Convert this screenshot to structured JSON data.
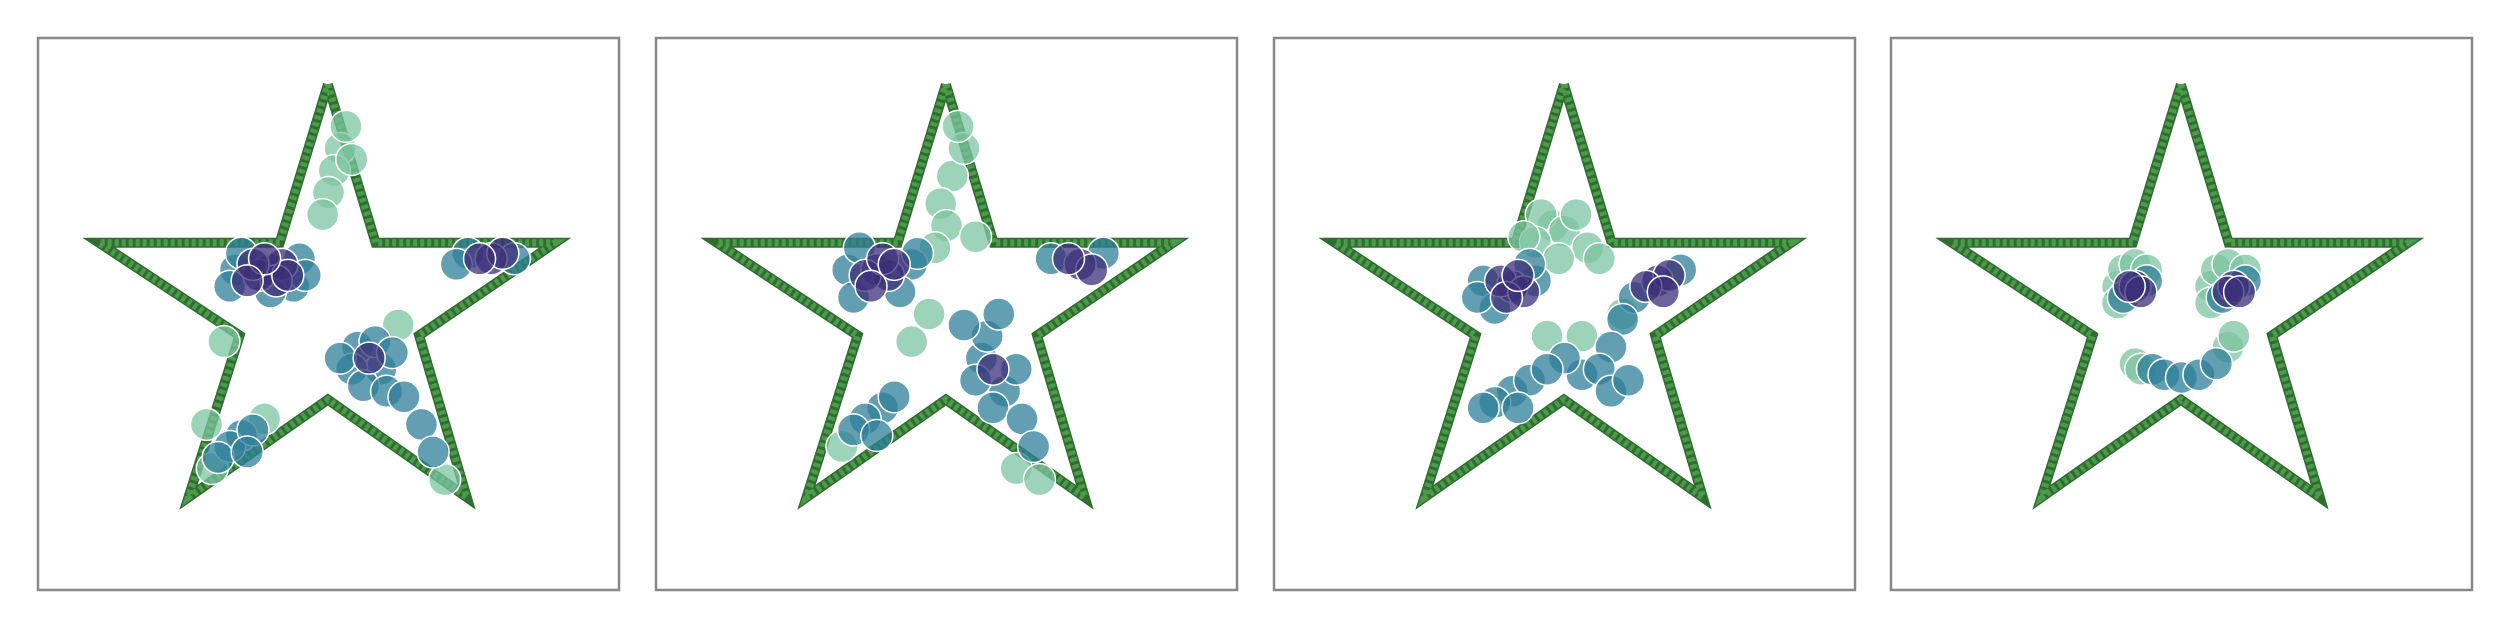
{
  "chart_data": [
    {
      "type": "scatter",
      "xlim": [
        0,
        1
      ],
      "ylim": [
        0,
        1
      ],
      "series": [
        {
          "mode": "line",
          "color": "#4c9a4c",
          "x": [
            0.499,
            0.581,
            0.89,
            0.656,
            0.738,
            0.499,
            0.259,
            0.347,
            0.105,
            0.416,
            0.499
          ],
          "values": [
            0.916,
            0.629,
            0.629,
            0.461,
            0.168,
            0.345,
            0.168,
            0.461,
            0.629,
            0.629,
            0.916
          ]
        },
        {
          "color": "#7cc4a0",
          "x": [
            0.52,
            0.51,
            0.53,
            0.5,
            0.54,
            0.49,
            0.3,
            0.39,
            0.29,
            0.7,
            0.62,
            0.32
          ],
          "values": [
            0.8,
            0.76,
            0.84,
            0.72,
            0.78,
            0.68,
            0.22,
            0.31,
            0.3,
            0.2,
            0.48,
            0.45
          ]
        },
        {
          "color": "#2f7f9a",
          "x": [
            0.34,
            0.45,
            0.44,
            0.35,
            0.4,
            0.46,
            0.33,
            0.74,
            0.82,
            0.72,
            0.55,
            0.59,
            0.58,
            0.54,
            0.61,
            0.56,
            0.6,
            0.52,
            0.35,
            0.33,
            0.37,
            0.31,
            0.36,
            0.63,
            0.66,
            0.68
          ],
          "values": [
            0.58,
            0.6,
            0.55,
            0.61,
            0.54,
            0.57,
            0.55,
            0.61,
            0.6,
            0.59,
            0.44,
            0.4,
            0.45,
            0.4,
            0.43,
            0.37,
            0.36,
            0.42,
            0.28,
            0.26,
            0.29,
            0.24,
            0.25,
            0.35,
            0.3,
            0.25
          ]
        },
        {
          "color": "#3b2f78",
          "x": [
            0.4,
            0.38,
            0.42,
            0.41,
            0.37,
            0.43,
            0.39,
            0.36,
            0.78,
            0.8,
            0.76,
            0.57
          ],
          "values": [
            0.58,
            0.57,
            0.59,
            0.56,
            0.59,
            0.57,
            0.6,
            0.56,
            0.6,
            0.61,
            0.6,
            0.42
          ]
        }
      ]
    },
    {
      "type": "scatter",
      "xlim": [
        0,
        1
      ],
      "ylim": [
        0,
        1
      ],
      "series": [
        {
          "mode": "line",
          "color": "#4c9a4c",
          "x": [
            0.499,
            0.581,
            0.89,
            0.656,
            0.738,
            0.499,
            0.259,
            0.347,
            0.105,
            0.416,
            0.499
          ],
          "values": [
            0.916,
            0.629,
            0.629,
            0.461,
            0.168,
            0.345,
            0.168,
            0.461,
            0.629,
            0.629,
            0.916
          ]
        },
        {
          "color": "#7cc4a0",
          "x": [
            0.51,
            0.53,
            0.52,
            0.49,
            0.5,
            0.47,
            0.44,
            0.32,
            0.62,
            0.66,
            0.48,
            0.55
          ],
          "values": [
            0.75,
            0.8,
            0.84,
            0.7,
            0.66,
            0.5,
            0.45,
            0.26,
            0.22,
            0.2,
            0.62,
            0.64
          ]
        },
        {
          "color": "#2f7f9a",
          "x": [
            0.33,
            0.44,
            0.42,
            0.35,
            0.45,
            0.34,
            0.68,
            0.77,
            0.56,
            0.6,
            0.62,
            0.55,
            0.58,
            0.63,
            0.57,
            0.65,
            0.39,
            0.36,
            0.41,
            0.34,
            0.38,
            0.59,
            0.53
          ],
          "values": [
            0.58,
            0.59,
            0.54,
            0.62,
            0.61,
            0.53,
            0.6,
            0.61,
            0.42,
            0.36,
            0.4,
            0.38,
            0.33,
            0.31,
            0.46,
            0.26,
            0.33,
            0.31,
            0.35,
            0.29,
            0.28,
            0.5,
            0.48
          ]
        },
        {
          "color": "#3b2f78",
          "x": [
            0.38,
            0.4,
            0.36,
            0.39,
            0.41,
            0.37,
            0.73,
            0.75,
            0.71,
            0.58
          ],
          "values": [
            0.58,
            0.57,
            0.57,
            0.6,
            0.59,
            0.55,
            0.59,
            0.58,
            0.6,
            0.4
          ]
        }
      ]
    },
    {
      "type": "scatter",
      "xlim": [
        0,
        1
      ],
      "ylim": [
        0,
        1
      ],
      "series": [
        {
          "mode": "line",
          "color": "#4c9a4c",
          "x": [
            0.499,
            0.581,
            0.89,
            0.656,
            0.738,
            0.499,
            0.259,
            0.347,
            0.105,
            0.416,
            0.499
          ],
          "values": [
            0.916,
            0.629,
            0.629,
            0.461,
            0.168,
            0.345,
            0.168,
            0.461,
            0.629,
            0.629,
            0.916
          ]
        },
        {
          "color": "#7cc4a0",
          "x": [
            0.48,
            0.46,
            0.5,
            0.52,
            0.45,
            0.54,
            0.56,
            0.43,
            0.49,
            0.6,
            0.53,
            0.47
          ],
          "values": [
            0.66,
            0.68,
            0.65,
            0.68,
            0.63,
            0.62,
            0.6,
            0.64,
            0.6,
            0.5,
            0.46,
            0.46
          ]
        },
        {
          "color": "#2f7f9a",
          "x": [
            0.36,
            0.45,
            0.38,
            0.44,
            0.35,
            0.62,
            0.7,
            0.6,
            0.58,
            0.53,
            0.56,
            0.5,
            0.58,
            0.61,
            0.41,
            0.38,
            0.44,
            0.36,
            0.47,
            0.42
          ],
          "values": [
            0.56,
            0.56,
            0.51,
            0.59,
            0.53,
            0.53,
            0.58,
            0.49,
            0.44,
            0.39,
            0.4,
            0.42,
            0.36,
            0.38,
            0.36,
            0.34,
            0.38,
            0.33,
            0.4,
            0.33
          ]
        },
        {
          "color": "#3b2f78",
          "x": [
            0.41,
            0.39,
            0.43,
            0.4,
            0.42,
            0.66,
            0.68,
            0.64,
            0.67
          ],
          "values": [
            0.55,
            0.56,
            0.54,
            0.53,
            0.57,
            0.56,
            0.57,
            0.55,
            0.54
          ]
        }
      ]
    },
    {
      "type": "scatter",
      "xlim": [
        0,
        1
      ],
      "ylim": [
        0,
        1
      ],
      "series": [
        {
          "mode": "line",
          "color": "#4c9a4c",
          "x": [
            0.499,
            0.581,
            0.89,
            0.656,
            0.738,
            0.499,
            0.259,
            0.347,
            0.105,
            0.416,
            0.499
          ],
          "values": [
            0.916,
            0.629,
            0.629,
            0.461,
            0.168,
            0.345,
            0.168,
            0.461,
            0.629,
            0.629,
            0.916
          ]
        },
        {
          "color": "#7cc4a0",
          "x": [
            0.39,
            0.4,
            0.42,
            0.44,
            0.39,
            0.55,
            0.56,
            0.58,
            0.61,
            0.55,
            0.42,
            0.43,
            0.58,
            0.59
          ],
          "values": [
            0.55,
            0.58,
            0.59,
            0.58,
            0.52,
            0.55,
            0.58,
            0.59,
            0.58,
            0.52,
            0.41,
            0.4,
            0.44,
            0.46
          ]
        },
        {
          "color": "#2f7f9a",
          "x": [
            0.44,
            0.4,
            0.61,
            0.57,
            0.45,
            0.47,
            0.5,
            0.53,
            0.56
          ],
          "values": [
            0.56,
            0.53,
            0.56,
            0.53,
            0.4,
            0.39,
            0.385,
            0.39,
            0.41
          ]
        },
        {
          "color": "#3b2f78",
          "x": [
            0.42,
            0.43,
            0.41,
            0.59,
            0.58,
            0.6
          ],
          "values": [
            0.55,
            0.54,
            0.55,
            0.55,
            0.54,
            0.54
          ]
        }
      ]
    }
  ]
}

****

*TASK INSTRUCTIONS:*
Quote every line of the records above exactly; no picture is to be copied.

*RESULT:*
Convert this screenshot to structured JSON data.
{
  "chart_data": [
    {
      "type": "scatter",
      "xlim": [
        0,
        1
      ],
      "ylim": [
        0,
        1
      ],
      "series": [
        {
          "mode": "line",
          "color": "#4c9a4c",
          "x": [
            0.499,
            0.581,
            0.89,
            0.656,
            0.738,
            0.499,
            0.259,
            0.347,
            0.105,
            0.416,
            0.499
          ],
          "values": [
            0.916,
            0.629,
            0.629,
            0.461,
            0.168,
            0.345,
            0.168,
            0.461,
            0.629,
            0.629,
            0.916
          ]
        },
        {
          "color": "#7cc4a0",
          "x": [
            0.52,
            0.51,
            0.53,
            0.5,
            0.54,
            0.49,
            0.3,
            0.39,
            0.29,
            0.7,
            0.62,
            0.32
          ],
          "values": [
            0.8,
            0.76,
            0.84,
            0.72,
            0.78,
            0.68,
            0.22,
            0.31,
            0.3,
            0.2,
            0.48,
            0.45
          ]
        },
        {
          "color": "#2f7f9a",
          "x": [
            0.34,
            0.45,
            0.44,
            0.35,
            0.4,
            0.46,
            0.33,
            0.74,
            0.82,
            0.72,
            0.55,
            0.59,
            0.58,
            0.54,
            0.61,
            0.56,
            0.6,
            0.52,
            0.35,
            0.33,
            0.37,
            0.31,
            0.36,
            0.63,
            0.66,
            0.68
          ],
          "values": [
            0.58,
            0.6,
            0.55,
            0.61,
            0.54,
            0.57,
            0.55,
            0.61,
            0.6,
            0.59,
            0.44,
            0.4,
            0.45,
            0.4,
            0.43,
            0.37,
            0.36,
            0.42,
            0.28,
            0.26,
            0.29,
            0.24,
            0.25,
            0.35,
            0.3,
            0.25
          ]
        },
        {
          "color": "#3b2f78",
          "x": [
            0.4,
            0.38,
            0.42,
            0.41,
            0.37,
            0.43,
            0.39,
            0.36,
            0.78,
            0.8,
            0.76,
            0.57
          ],
          "values": [
            0.58,
            0.57,
            0.59,
            0.56,
            0.59,
            0.57,
            0.6,
            0.56,
            0.6,
            0.61,
            0.6,
            0.42
          ]
        }
      ]
    },
    {
      "type": "scatter",
      "xlim": [
        0,
        1
      ],
      "ylim": [
        0,
        1
      ],
      "series": [
        {
          "mode": "line",
          "color": "#4c9a4c",
          "x": [
            0.499,
            0.581,
            0.89,
            0.656,
            0.738,
            0.499,
            0.259,
            0.347,
            0.105,
            0.416,
            0.499
          ],
          "values": [
            0.916,
            0.629,
            0.629,
            0.461,
            0.168,
            0.345,
            0.168,
            0.461,
            0.629,
            0.629,
            0.916
          ]
        },
        {
          "color": "#7cc4a0",
          "x": [
            0.51,
            0.53,
            0.52,
            0.49,
            0.5,
            0.47,
            0.44,
            0.32,
            0.62,
            0.66,
            0.48,
            0.55
          ],
          "values": [
            0.75,
            0.8,
            0.84,
            0.7,
            0.66,
            0.5,
            0.45,
            0.26,
            0.22,
            0.2,
            0.62,
            0.64
          ]
        },
        {
          "color": "#2f7f9a",
          "x": [
            0.33,
            0.44,
            0.42,
            0.35,
            0.45,
            0.34,
            0.68,
            0.77,
            0.56,
            0.6,
            0.62,
            0.55,
            0.58,
            0.63,
            0.57,
            0.65,
            0.39,
            0.36,
            0.41,
            0.34,
            0.38,
            0.59,
            0.53
          ],
          "values": [
            0.58,
            0.59,
            0.54,
            0.62,
            0.61,
            0.53,
            0.6,
            0.61,
            0.42,
            0.36,
            0.4,
            0.38,
            0.33,
            0.31,
            0.46,
            0.26,
            0.33,
            0.31,
            0.35,
            0.29,
            0.28,
            0.5,
            0.48
          ]
        },
        {
          "color": "#3b2f78",
          "x": [
            0.38,
            0.4,
            0.36,
            0.39,
            0.41,
            0.37,
            0.73,
            0.75,
            0.71,
            0.58
          ],
          "values": [
            0.58,
            0.57,
            0.57,
            0.6,
            0.59,
            0.55,
            0.59,
            0.58,
            0.6,
            0.4
          ]
        }
      ]
    },
    {
      "type": "scatter",
      "xlim": [
        0,
        1
      ],
      "ylim": [
        0,
        1
      ],
      "series": [
        {
          "mode": "line",
          "color": "#4c9a4c",
          "x": [
            0.499,
            0.581,
            0.89,
            0.656,
            0.738,
            0.499,
            0.259,
            0.347,
            0.105,
            0.416,
            0.499
          ],
          "values": [
            0.916,
            0.629,
            0.629,
            0.461,
            0.168,
            0.345,
            0.168,
            0.461,
            0.629,
            0.629,
            0.916
          ]
        },
        {
          "color": "#7cc4a0",
          "x": [
            0.48,
            0.46,
            0.5,
            0.52,
            0.45,
            0.54,
            0.56,
            0.43,
            0.49,
            0.6,
            0.53,
            0.47
          ],
          "values": [
            0.66,
            0.68,
            0.65,
            0.68,
            0.63,
            0.62,
            0.6,
            0.64,
            0.6,
            0.5,
            0.46,
            0.46
          ]
        },
        {
          "color": "#2f7f9a",
          "x": [
            0.36,
            0.45,
            0.38,
            0.44,
            0.35,
            0.62,
            0.7,
            0.6,
            0.58,
            0.53,
            0.56,
            0.5,
            0.58,
            0.61,
            0.41,
            0.38,
            0.44,
            0.36,
            0.47,
            0.42
          ],
          "values": [
            0.56,
            0.56,
            0.51,
            0.59,
            0.53,
            0.53,
            0.58,
            0.49,
            0.44,
            0.39,
            0.4,
            0.42,
            0.36,
            0.38,
            0.36,
            0.34,
            0.38,
            0.33,
            0.4,
            0.33
          ]
        },
        {
          "color": "#3b2f78",
          "x": [
            0.41,
            0.39,
            0.43,
            0.4,
            0.42,
            0.66,
            0.68,
            0.64,
            0.67
          ],
          "values": [
            0.55,
            0.56,
            0.54,
            0.53,
            0.57,
            0.56,
            0.57,
            0.55,
            0.54
          ]
        }
      ]
    },
    {
      "type": "scatter",
      "xlim": [
        0,
        1
      ],
      "ylim": [
        0,
        1
      ],
      "series": [
        {
          "mode": "line",
          "color": "#4c9a4c",
          "x": [
            0.499,
            0.581,
            0.89,
            0.656,
            0.738,
            0.499,
            0.259,
            0.347,
            0.105,
            0.416,
            0.499
          ],
          "values": [
            0.916,
            0.629,
            0.629,
            0.461,
            0.168,
            0.345,
            0.168,
            0.461,
            0.629,
            0.629,
            0.916
          ]
        },
        {
          "color": "#7cc4a0",
          "x": [
            0.39,
            0.4,
            0.42,
            0.44,
            0.39,
            0.55,
            0.56,
            0.58,
            0.61,
            0.55,
            0.42,
            0.43,
            0.58,
            0.59
          ],
          "values": [
            0.55,
            0.58,
            0.59,
            0.58,
            0.52,
            0.55,
            0.58,
            0.59,
            0.58,
            0.52,
            0.41,
            0.4,
            0.44,
            0.46
          ]
        },
        {
          "color": "#2f7f9a",
          "x": [
            0.44,
            0.4,
            0.61,
            0.57,
            0.45,
            0.47,
            0.5,
            0.53,
            0.56
          ],
          "values": [
            0.56,
            0.53,
            0.56,
            0.53,
            0.4,
            0.39,
            0.385,
            0.39,
            0.41
          ]
        },
        {
          "color": "#3b2f78",
          "x": [
            0.42,
            0.43,
            0.41,
            0.59,
            0.58,
            0.6
          ],
          "values": [
            0.55,
            0.54,
            0.55,
            0.55,
            0.54,
            0.54
          ]
        }
      ]
    }
  ]
}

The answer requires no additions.